**SOURCE DATA:**
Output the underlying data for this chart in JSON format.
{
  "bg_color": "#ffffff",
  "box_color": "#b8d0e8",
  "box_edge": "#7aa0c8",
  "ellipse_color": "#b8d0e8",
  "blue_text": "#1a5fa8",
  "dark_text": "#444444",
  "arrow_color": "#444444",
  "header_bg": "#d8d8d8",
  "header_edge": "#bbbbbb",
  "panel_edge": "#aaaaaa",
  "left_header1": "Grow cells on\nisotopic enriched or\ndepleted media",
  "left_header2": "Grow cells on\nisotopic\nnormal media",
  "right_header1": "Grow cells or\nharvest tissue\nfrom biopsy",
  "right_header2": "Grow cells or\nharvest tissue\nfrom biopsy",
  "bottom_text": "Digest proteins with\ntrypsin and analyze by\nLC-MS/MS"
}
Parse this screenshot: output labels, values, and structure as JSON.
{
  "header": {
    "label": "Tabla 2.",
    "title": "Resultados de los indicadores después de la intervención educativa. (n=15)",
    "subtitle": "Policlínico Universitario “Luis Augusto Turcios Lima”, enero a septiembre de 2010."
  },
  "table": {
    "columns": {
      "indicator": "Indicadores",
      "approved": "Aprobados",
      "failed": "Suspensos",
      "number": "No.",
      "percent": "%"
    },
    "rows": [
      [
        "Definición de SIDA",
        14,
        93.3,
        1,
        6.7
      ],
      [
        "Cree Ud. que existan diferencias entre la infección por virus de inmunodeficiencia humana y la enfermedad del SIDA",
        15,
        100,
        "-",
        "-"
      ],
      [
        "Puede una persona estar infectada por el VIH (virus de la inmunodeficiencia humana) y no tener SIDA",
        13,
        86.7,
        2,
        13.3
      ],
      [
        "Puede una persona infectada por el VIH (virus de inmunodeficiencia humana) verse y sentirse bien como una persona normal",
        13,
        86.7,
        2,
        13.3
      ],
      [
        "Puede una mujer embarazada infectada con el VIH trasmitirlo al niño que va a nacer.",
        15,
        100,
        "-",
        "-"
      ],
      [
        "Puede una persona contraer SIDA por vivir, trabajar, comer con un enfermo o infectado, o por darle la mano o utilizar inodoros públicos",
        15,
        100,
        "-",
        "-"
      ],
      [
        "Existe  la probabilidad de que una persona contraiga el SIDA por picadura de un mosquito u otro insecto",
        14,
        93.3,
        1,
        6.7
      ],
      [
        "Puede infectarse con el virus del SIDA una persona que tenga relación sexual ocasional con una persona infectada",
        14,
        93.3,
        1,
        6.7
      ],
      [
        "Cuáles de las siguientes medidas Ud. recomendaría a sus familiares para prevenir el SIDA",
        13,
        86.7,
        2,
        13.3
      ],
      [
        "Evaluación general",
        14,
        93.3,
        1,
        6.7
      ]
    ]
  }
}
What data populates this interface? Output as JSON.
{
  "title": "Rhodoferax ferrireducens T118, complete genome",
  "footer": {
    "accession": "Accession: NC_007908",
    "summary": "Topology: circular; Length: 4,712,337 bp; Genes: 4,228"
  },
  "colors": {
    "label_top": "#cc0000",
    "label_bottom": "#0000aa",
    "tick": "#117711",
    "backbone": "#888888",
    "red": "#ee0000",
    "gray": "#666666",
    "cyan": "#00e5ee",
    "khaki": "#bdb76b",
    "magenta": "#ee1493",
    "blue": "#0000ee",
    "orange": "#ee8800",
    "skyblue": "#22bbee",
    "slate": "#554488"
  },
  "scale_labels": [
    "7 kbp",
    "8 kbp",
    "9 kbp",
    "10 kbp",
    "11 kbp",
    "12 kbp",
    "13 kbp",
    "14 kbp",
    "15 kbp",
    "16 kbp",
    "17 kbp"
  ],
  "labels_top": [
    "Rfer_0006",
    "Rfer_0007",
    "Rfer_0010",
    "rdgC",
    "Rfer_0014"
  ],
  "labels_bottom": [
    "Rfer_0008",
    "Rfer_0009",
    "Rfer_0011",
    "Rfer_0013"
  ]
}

**WHAT TO WORK ON:** Pull out each record as written and restate it exactly.

**RESULT FOR THIS TASK:**
Output the underlying data for this chart in JSON format.
{
  "bg_color": "#ffffff",
  "box_color": "#b8d0e8",
  "box_edge": "#7aa0c8",
  "ellipse_color": "#b8d0e8",
  "blue_text": "#1a5fa8",
  "dark_text": "#444444",
  "arrow_color": "#444444",
  "header_bg": "#d8d8d8",
  "header_edge": "#bbbbbb",
  "panel_edge": "#aaaaaa",
  "left_header1": "Grow cells on\nisotopic enriched or\ndepleted media",
  "left_header2": "Grow cells on\nisotopic\nnormal media",
  "right_header1": "Grow cells or\nharvest tissue\nfrom biopsy",
  "right_header2": "Grow cells or\nharvest tissue\nfrom biopsy",
  "bottom_text": "Digest proteins with\ntrypsin and analyze by\nLC-MS/MS"
}
Parse this screenshot: output labels, values, and structure as JSON.
{
  "header": {
    "label": "Tabla 2.",
    "title": "Resultados de los indicadores después de la intervención educativa. (n=15)",
    "subtitle": "Policlínico Universitario “Luis Augusto Turcios Lima”, enero a septiembre de 2010."
  },
  "table": {
    "columns": {
      "indicator": "Indicadores",
      "approved": "Aprobados",
      "failed": "Suspensos",
      "number": "No.",
      "percent": "%"
    },
    "rows": [
      [
        "Definición de SIDA",
        14,
        93.3,
        1,
        6.7
      ],
      [
        "Cree Ud. que existan diferencias entre la infección por virus de inmunodeficiencia humana y la enfermedad del SIDA",
        15,
        100,
        "-",
        "-"
      ],
      [
        "Puede una persona estar infectada por el VIH (virus de la inmunodeficiencia humana) y no tener SIDA",
        13,
        86.7,
        2,
        13.3
      ],
      [
        "Puede una persona infectada por el VIH (virus de inmunodeficiencia humana) verse y sentirse bien como una persona normal",
        13,
        86.7,
        2,
        13.3
      ],
      [
        "Puede una mujer embarazada infectada con el VIH trasmitirlo al niño que va a nacer.",
        15,
        100,
        "-",
        "-"
      ],
      [
        "Puede una persona contraer SIDA por vivir, trabajar, comer con un enfermo o infectado, o por darle la mano o utilizar inodoros públicos",
        15,
        100,
        "-",
        "-"
      ],
      [
        "Existe  la probabilidad de que una persona contraiga el SIDA por picadura de un mosquito u otro insecto",
        14,
        93.3,
        1,
        6.7
      ],
      [
        "Puede infectarse con el virus del SIDA una persona que tenga relación sexual ocasional con una persona infectada",
        14,
        93.3,
        1,
        6.7
      ],
      [
        "Cuáles de las siguientes medidas Ud. recomendaría a sus familiares para prevenir el SIDA",
        13,
        86.7,
        2,
        13.3
      ],
      [
        "Evaluación general",
        14,
        93.3,
        1,
        6.7
      ]
    ]
  }
}
What data populates this interface? Output as JSON.
{
  "title": "Rhodoferax ferrireducens T118, complete genome",
  "footer": {
    "accession": "Accession: NC_007908",
    "summary": "Topology: circular; Length: 4,712,337 bp; Genes: 4,228"
  },
  "colors": {
    "label_top": "#cc0000",
    "label_bottom": "#0000aa",
    "tick": "#117711",
    "backbone": "#888888",
    "red": "#ee0000",
    "gray": "#666666",
    "cyan": "#00e5ee",
    "khaki": "#bdb76b",
    "magenta": "#ee1493",
    "blue": "#0000ee",
    "orange": "#ee8800",
    "skyblue": "#22bbee",
    "slate": "#554488"
  },
  "scale_labels": [
    "7 kbp",
    "8 kbp",
    "9 kbp",
    "10 kbp",
    "11 kbp",
    "12 kbp",
    "13 kbp",
    "14 kbp",
    "15 kbp",
    "16 kbp",
    "17 kbp"
  ],
  "labels_top": [
    "Rfer_0006",
    "Rfer_0007",
    "Rfer_0010",
    "rdgC",
    "Rfer_0014"
  ],
  "labels_bottom": [
    "Rfer_0008",
    "Rfer_0009",
    "Rfer_0011",
    "Rfer_0013"
  ]
}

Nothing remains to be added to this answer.